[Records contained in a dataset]
-- -- --
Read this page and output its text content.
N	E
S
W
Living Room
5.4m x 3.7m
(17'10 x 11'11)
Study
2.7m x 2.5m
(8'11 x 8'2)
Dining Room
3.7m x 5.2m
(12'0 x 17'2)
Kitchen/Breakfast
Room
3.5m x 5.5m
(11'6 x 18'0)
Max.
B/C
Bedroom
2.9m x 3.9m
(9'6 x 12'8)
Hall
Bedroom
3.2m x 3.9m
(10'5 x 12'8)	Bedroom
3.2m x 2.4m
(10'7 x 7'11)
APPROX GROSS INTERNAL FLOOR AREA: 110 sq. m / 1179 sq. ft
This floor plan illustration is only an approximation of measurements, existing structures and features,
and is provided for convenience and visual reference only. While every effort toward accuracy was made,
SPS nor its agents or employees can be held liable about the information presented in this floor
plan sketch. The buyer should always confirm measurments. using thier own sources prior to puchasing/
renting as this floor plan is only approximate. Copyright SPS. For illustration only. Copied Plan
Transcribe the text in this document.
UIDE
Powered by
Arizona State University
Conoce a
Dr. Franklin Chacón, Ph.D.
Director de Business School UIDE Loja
-- -- --
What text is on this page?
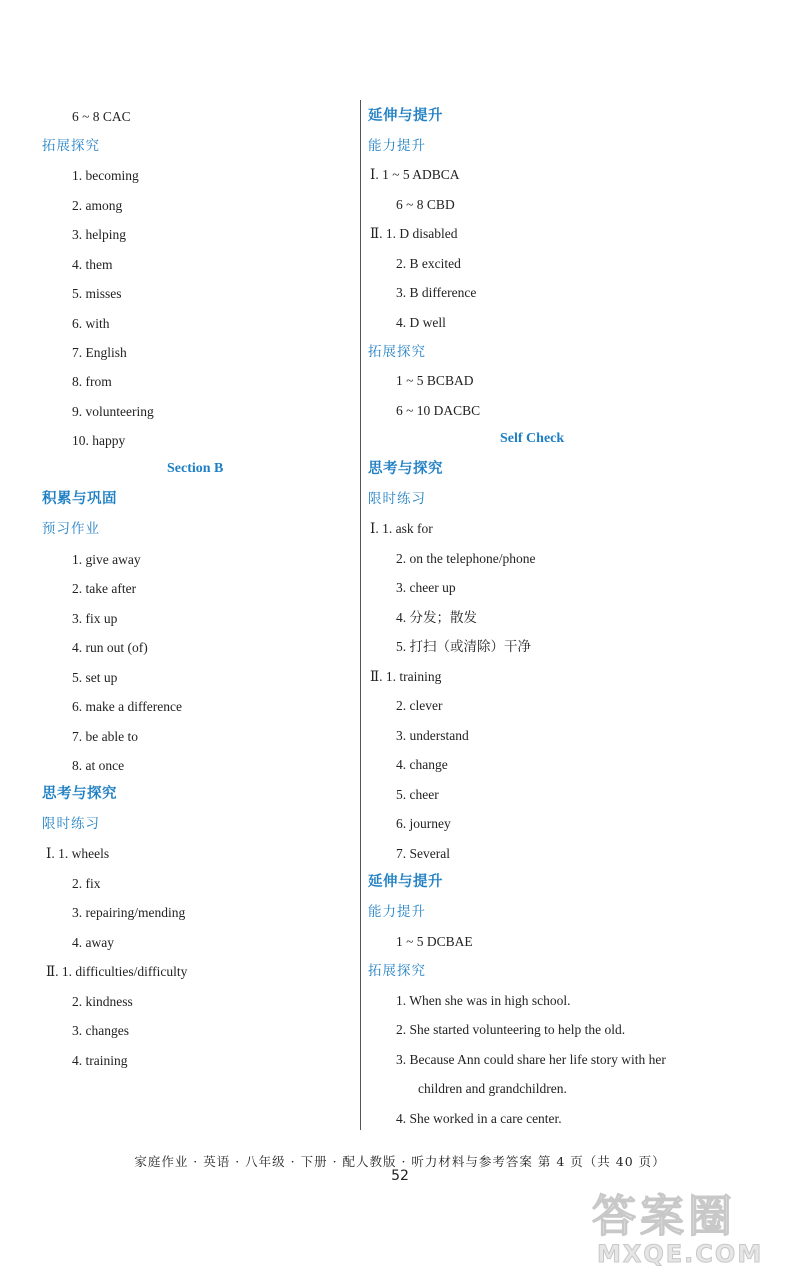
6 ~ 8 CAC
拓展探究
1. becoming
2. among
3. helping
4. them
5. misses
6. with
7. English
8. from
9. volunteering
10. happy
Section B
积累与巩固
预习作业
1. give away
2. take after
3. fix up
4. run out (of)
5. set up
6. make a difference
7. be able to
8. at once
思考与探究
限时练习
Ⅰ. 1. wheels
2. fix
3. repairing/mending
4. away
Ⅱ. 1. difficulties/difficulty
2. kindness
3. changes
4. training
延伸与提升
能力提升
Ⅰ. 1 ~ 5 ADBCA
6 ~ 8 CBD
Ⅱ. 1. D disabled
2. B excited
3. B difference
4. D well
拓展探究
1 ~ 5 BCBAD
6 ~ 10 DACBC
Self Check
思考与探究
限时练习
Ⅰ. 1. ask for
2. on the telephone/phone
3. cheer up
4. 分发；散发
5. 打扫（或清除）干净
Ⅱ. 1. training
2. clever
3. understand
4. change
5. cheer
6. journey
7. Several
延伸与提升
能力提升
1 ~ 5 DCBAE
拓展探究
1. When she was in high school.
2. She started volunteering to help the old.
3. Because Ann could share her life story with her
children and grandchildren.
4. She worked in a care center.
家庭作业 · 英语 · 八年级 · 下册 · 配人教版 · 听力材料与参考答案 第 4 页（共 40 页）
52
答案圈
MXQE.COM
-- -- --
Search the entries for "page" and copy out each line that has it.

Read this page and output its text content.
What text is on this page?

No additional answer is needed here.